Dataset entries
= = =
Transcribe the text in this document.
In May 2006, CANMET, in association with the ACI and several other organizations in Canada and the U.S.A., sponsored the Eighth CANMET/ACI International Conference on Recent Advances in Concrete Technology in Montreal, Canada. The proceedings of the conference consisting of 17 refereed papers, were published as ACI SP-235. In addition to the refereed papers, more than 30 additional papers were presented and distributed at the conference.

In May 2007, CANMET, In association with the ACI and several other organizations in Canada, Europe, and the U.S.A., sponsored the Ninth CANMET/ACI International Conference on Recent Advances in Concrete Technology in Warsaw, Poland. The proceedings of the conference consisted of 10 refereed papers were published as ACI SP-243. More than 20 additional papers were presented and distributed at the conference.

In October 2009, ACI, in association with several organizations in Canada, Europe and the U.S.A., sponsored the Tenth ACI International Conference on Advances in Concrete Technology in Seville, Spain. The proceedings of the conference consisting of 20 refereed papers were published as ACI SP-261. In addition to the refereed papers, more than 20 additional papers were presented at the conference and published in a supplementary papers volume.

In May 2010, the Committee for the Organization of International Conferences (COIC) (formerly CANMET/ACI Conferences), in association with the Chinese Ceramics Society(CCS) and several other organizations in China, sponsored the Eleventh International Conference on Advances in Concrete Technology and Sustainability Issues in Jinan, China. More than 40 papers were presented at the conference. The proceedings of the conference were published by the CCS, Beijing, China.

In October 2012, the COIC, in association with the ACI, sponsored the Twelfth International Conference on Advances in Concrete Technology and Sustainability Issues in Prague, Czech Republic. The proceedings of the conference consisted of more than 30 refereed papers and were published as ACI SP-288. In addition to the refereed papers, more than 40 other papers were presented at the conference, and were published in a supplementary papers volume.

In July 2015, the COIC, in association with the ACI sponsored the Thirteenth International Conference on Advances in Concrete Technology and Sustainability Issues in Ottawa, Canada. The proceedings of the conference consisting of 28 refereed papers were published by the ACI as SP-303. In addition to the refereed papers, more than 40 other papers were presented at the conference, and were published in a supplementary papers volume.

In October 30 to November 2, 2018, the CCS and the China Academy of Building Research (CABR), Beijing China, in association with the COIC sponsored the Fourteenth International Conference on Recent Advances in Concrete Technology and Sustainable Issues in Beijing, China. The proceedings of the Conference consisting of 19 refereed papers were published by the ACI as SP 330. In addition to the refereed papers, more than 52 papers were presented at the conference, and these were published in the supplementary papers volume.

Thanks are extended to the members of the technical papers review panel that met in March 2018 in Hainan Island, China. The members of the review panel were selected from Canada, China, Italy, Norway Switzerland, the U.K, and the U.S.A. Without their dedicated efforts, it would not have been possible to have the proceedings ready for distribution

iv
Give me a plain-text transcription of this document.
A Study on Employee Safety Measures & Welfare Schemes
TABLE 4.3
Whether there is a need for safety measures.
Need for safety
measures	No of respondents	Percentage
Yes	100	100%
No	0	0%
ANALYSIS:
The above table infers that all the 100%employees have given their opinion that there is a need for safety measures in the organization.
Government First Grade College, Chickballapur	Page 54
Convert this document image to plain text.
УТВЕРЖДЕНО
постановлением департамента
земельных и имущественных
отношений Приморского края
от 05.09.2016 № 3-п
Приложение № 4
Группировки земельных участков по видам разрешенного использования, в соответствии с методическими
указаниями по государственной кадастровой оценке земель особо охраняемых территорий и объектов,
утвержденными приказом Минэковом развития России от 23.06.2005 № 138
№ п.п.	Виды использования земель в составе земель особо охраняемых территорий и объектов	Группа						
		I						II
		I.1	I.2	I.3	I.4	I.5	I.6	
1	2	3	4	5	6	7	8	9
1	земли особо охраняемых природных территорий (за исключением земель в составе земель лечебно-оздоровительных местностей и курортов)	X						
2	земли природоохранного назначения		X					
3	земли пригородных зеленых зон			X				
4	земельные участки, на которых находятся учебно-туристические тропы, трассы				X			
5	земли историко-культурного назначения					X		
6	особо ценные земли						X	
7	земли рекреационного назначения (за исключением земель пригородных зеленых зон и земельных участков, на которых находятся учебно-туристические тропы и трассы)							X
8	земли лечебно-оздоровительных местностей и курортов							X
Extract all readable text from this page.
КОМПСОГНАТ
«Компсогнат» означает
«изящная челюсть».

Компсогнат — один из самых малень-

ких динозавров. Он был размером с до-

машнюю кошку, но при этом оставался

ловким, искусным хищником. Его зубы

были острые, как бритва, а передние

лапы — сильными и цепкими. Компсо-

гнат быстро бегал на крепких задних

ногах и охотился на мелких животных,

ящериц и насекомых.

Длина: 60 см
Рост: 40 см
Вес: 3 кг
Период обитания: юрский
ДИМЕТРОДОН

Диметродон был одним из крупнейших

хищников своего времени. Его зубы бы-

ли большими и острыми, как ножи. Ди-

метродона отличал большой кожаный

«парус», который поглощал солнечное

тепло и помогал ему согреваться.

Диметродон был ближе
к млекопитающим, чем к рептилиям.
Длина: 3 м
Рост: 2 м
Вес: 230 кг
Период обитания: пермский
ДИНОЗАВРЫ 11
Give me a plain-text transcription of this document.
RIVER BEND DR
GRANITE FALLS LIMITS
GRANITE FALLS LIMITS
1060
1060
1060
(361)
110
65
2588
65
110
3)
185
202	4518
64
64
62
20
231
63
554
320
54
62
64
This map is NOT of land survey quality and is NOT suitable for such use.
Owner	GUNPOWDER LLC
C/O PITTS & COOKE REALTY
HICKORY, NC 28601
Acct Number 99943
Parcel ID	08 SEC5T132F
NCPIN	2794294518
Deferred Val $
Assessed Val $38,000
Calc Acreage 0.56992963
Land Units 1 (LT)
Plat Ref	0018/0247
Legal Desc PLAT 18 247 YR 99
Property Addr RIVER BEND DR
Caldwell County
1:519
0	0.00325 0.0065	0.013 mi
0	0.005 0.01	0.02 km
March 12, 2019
= = =
Work required
Take the line with "Extract all readable text from this page." and all lines after it through the end of the records, and write them out exactly; include nothing else.

Completed task
Extract all readable text from this page.
КОМПСОГНАТ
«Компсогнат» означает
«изящная челюсть».

Компсогнат — один из самых малень-

ких динозавров. Он был размером с до-

машнюю кошку, но при этом оставался

ловким, искусным хищником. Его зубы

были острые, как бритва, а передние

лапы — сильными и цепкими. Компсо-

гнат быстро бегал на крепких задних

ногах и охотился на мелких животных,

ящериц и насекомых.

Длина: 60 см
Рост: 40 см
Вес: 3 кг
Период обитания: юрский
ДИМЕТРОДОН

Диметродон был одним из крупнейших

хищников своего времени. Его зубы бы-

ли большими и острыми, как ножи. Ди-

метродона отличал большой кожаный

«парус», который поглощал солнечное

тепло и помогал ему согреваться.

Диметродон был ближе
к млекопитающим, чем к рептилиям.
Длина: 3 м
Рост: 2 м
Вес: 230 кг
Период обитания: пермский
ДИНОЗАВРЫ 11
Give me a plain-text transcription of this document.
RIVER BEND DR
GRANITE FALLS LIMITS
GRANITE FALLS LIMITS
1060
1060
1060
(361)
110
65
2588
65
110
3)
185
202	4518
64
64
62
20
231
63
554
320
54
62
64
This map is NOT of land survey quality and is NOT suitable for such use.
Owner	GUNPOWDER LLC
C/O PITTS & COOKE REALTY
HICKORY, NC 28601
Acct Number 99943
Parcel ID	08 SEC5T132F
NCPIN	2794294518
Deferred Val $
Assessed Val $38,000
Calc Acreage 0.56992963
Land Units 1 (LT)
Plat Ref	0018/0247
Legal Desc PLAT 18 247 YR 99
Property Addr RIVER BEND DR
Caldwell County
1:519
0	0.00325 0.0065	0.013 mi
0	0.005 0.01	0.02 km
March 12, 2019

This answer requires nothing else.